(Extracted records)

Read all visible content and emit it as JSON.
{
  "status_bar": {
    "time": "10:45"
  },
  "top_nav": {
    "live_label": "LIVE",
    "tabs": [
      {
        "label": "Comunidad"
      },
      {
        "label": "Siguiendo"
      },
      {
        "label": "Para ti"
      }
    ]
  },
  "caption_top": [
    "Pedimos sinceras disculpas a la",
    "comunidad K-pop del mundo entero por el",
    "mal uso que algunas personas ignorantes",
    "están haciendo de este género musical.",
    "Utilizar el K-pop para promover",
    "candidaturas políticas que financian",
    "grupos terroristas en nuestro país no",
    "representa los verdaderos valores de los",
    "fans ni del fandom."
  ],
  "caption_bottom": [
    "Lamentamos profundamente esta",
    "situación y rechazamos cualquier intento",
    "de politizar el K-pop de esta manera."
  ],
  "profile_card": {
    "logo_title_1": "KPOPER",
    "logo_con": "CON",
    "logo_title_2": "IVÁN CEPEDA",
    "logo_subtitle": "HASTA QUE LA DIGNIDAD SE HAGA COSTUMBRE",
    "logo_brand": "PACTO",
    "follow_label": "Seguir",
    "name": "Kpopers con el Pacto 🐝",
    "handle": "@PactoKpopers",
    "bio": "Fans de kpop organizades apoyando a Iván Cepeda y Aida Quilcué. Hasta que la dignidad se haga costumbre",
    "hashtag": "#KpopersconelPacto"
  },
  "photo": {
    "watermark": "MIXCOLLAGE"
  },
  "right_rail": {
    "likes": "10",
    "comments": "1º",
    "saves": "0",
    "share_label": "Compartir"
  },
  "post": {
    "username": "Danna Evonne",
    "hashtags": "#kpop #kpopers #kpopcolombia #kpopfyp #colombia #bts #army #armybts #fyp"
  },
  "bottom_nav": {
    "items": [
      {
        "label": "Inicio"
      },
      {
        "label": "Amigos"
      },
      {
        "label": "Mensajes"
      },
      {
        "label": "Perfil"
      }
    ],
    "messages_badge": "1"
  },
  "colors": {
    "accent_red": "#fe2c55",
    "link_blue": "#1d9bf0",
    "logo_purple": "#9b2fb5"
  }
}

▸ Task goal: Write the data from above out again, exactly.

▸ Result of this task:
Read all visible content and emit it as JSON.
{
  "status_bar": {
    "time": "10:45"
  },
  "top_nav": {
    "live_label": "LIVE",
    "tabs": [
      {
        "label": "Comunidad"
      },
      {
        "label": "Siguiendo"
      },
      {
        "label": "Para ti"
      }
    ]
  },
  "caption_top": [
    "Pedimos sinceras disculpas a la",
    "comunidad K-pop del mundo entero por el",
    "mal uso que algunas personas ignorantes",
    "están haciendo de este género musical.",
    "Utilizar el K-pop para promover",
    "candidaturas políticas que financian",
    "grupos terroristas en nuestro país no",
    "representa los verdaderos valores de los",
    "fans ni del fandom."
  ],
  "caption_bottom": [
    "Lamentamos profundamente esta",
    "situación y rechazamos cualquier intento",
    "de politizar el K-pop de esta manera."
  ],
  "profile_card": {
    "logo_title_1": "KPOPER",
    "logo_con": "CON",
    "logo_title_2": "IVÁN CEPEDA",
    "logo_subtitle": "HASTA QUE LA DIGNIDAD SE HAGA COSTUMBRE",
    "logo_brand": "PACTO",
    "follow_label": "Seguir",
    "name": "Kpopers con el Pacto 🐝",
    "handle": "@PactoKpopers",
    "bio": "Fans de kpop organizades apoyando a Iván Cepeda y Aida Quilcué. Hasta que la dignidad se haga costumbre",
    "hashtag": "#KpopersconelPacto"
  },
  "photo": {
    "watermark": "MIXCOLLAGE"
  },
  "right_rail": {
    "likes": "10",
    "comments": "1º",
    "saves": "0",
    "share_label": "Compartir"
  },
  "post": {
    "username": "Danna Evonne",
    "hashtags": "#kpop #kpopers #kpopcolombia #kpopfyp #colombia #bts #army #armybts #fyp"
  },
  "bottom_nav": {
    "items": [
      {
        "label": "Inicio"
      },
      {
        "label": "Amigos"
      },
      {
        "label": "Mensajes"
      },
      {
        "label": "Perfil"
      }
    ],
    "messages_badge": "1"
  },
  "colors": {
    "accent_red": "#fe2c55",
    "link_blue": "#1d9bf0",
    "logo_purple": "#9b2fb5"
  }
}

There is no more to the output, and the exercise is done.